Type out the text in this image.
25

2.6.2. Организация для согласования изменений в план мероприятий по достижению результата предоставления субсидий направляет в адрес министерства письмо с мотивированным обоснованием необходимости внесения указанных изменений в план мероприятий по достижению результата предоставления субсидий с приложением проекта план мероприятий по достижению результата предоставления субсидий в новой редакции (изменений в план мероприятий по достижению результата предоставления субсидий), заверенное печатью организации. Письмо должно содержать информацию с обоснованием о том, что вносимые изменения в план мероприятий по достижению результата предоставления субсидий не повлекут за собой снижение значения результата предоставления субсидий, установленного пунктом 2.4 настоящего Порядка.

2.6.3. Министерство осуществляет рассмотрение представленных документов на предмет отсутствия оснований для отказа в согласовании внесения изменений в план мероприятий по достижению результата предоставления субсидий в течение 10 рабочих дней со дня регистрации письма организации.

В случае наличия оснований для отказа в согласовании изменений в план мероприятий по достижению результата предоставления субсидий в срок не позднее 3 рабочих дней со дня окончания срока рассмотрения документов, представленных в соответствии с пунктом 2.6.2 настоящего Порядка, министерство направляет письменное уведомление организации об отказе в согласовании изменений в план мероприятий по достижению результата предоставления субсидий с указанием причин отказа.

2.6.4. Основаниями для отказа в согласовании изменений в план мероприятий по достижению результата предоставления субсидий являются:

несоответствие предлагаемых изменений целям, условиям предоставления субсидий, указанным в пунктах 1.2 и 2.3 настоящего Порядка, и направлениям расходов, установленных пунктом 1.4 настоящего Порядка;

━━━━

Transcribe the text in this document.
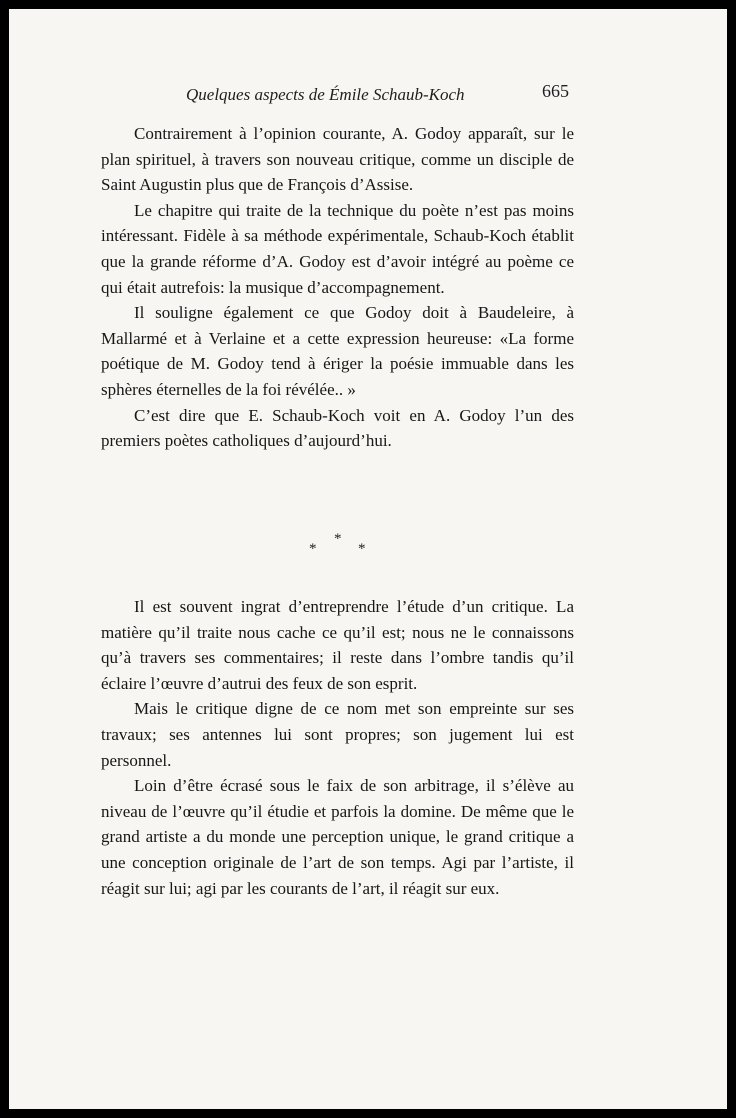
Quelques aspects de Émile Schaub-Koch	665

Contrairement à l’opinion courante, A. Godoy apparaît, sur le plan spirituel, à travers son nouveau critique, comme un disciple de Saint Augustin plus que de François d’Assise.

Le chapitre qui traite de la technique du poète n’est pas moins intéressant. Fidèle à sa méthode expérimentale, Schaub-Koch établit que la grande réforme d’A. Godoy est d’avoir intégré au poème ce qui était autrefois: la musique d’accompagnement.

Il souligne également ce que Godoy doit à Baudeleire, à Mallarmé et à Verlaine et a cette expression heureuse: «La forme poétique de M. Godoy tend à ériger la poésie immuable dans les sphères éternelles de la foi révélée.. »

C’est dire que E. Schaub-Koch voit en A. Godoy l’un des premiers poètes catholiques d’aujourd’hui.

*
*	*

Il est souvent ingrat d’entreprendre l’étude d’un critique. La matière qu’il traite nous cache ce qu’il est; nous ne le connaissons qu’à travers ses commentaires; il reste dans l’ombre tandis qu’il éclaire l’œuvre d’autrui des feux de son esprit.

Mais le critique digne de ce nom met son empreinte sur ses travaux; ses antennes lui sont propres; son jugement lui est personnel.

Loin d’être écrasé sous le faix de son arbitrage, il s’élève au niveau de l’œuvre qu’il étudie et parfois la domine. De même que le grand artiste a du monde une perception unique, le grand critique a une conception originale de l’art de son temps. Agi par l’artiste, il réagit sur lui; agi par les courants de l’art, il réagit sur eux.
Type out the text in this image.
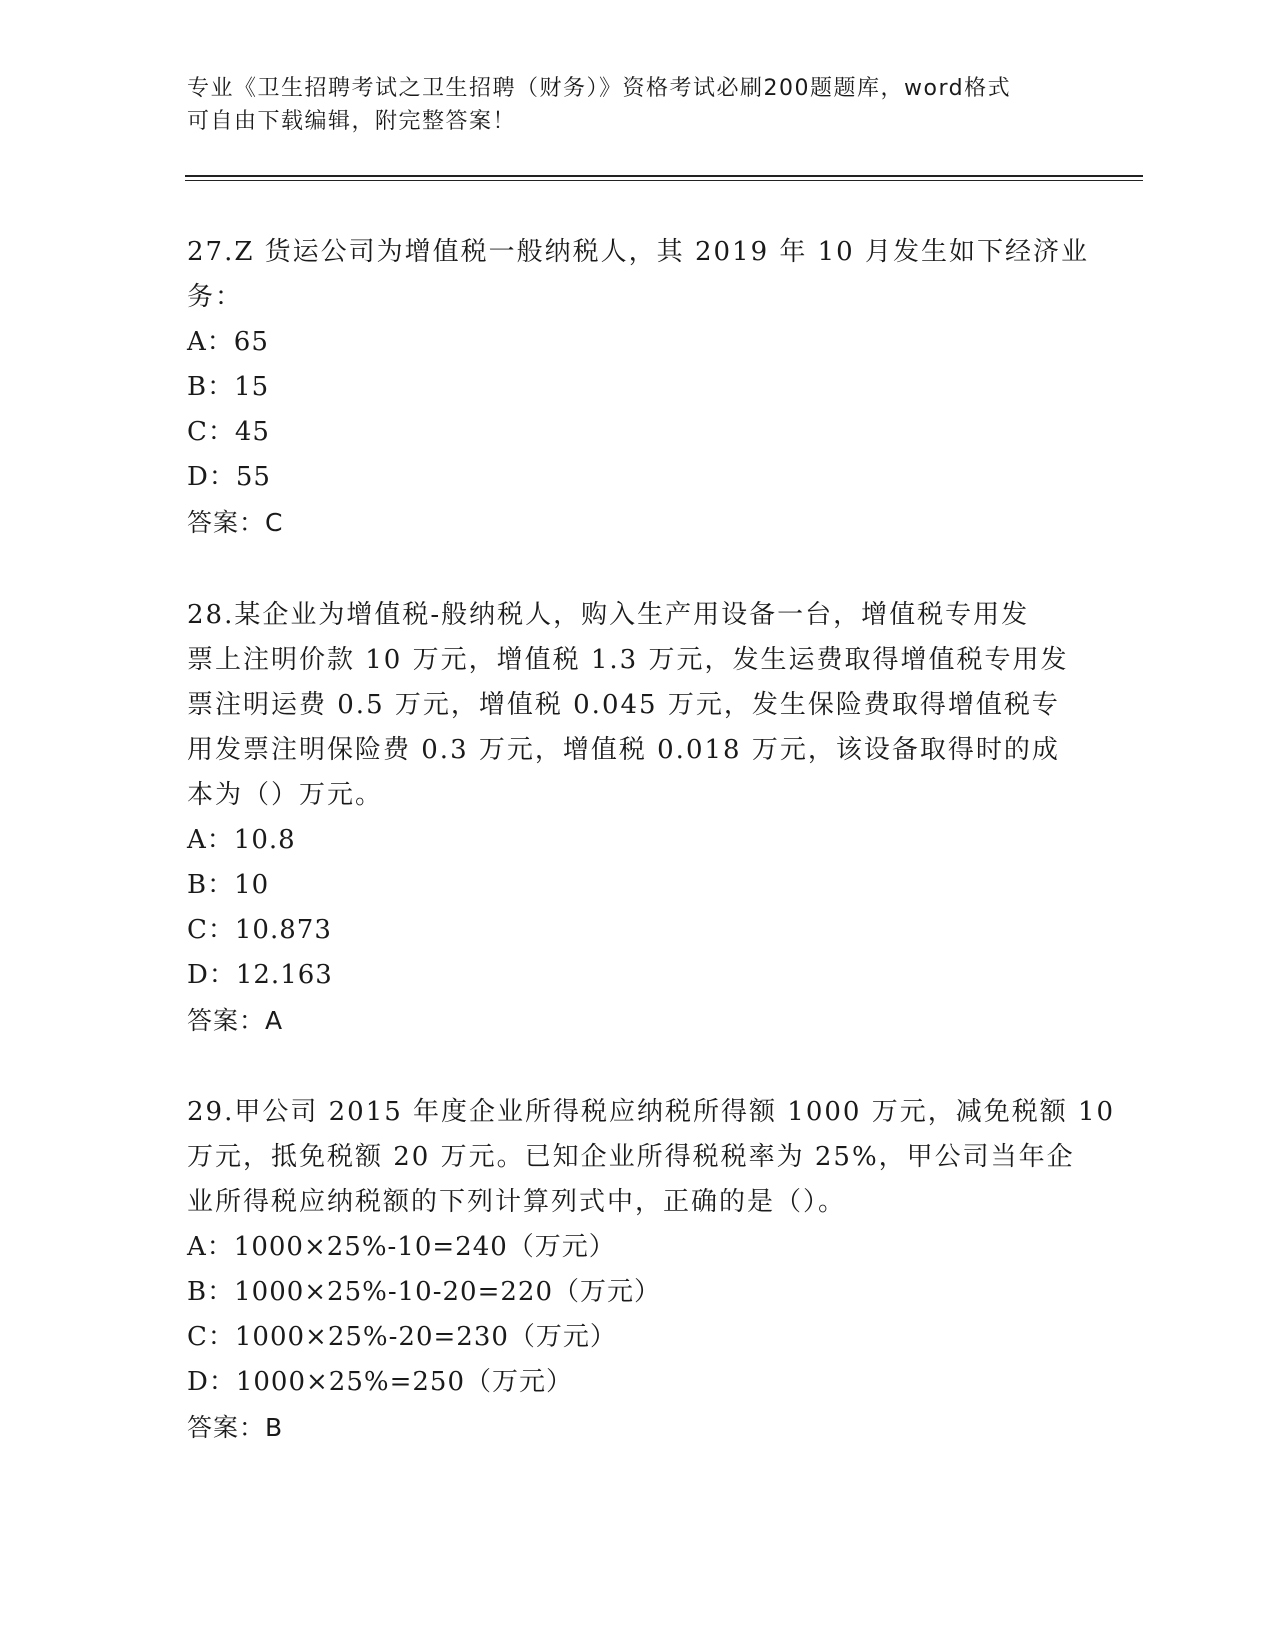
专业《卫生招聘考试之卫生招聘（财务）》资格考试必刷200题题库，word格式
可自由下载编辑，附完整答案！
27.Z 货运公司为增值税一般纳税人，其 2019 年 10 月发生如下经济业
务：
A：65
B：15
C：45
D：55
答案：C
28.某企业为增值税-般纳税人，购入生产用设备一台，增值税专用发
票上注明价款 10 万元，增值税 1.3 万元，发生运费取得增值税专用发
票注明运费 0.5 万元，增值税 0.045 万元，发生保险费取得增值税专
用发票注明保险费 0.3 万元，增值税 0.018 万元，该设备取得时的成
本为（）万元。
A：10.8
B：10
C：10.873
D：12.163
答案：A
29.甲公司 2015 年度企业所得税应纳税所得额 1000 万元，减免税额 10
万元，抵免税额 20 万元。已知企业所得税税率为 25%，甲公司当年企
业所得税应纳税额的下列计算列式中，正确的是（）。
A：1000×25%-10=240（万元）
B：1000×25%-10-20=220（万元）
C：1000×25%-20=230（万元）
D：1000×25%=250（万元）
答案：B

━━━━

■ BRIEF
Only the number is wanted: how many lines of the material above include the word "Koch"?

■ TASK ANSWER
3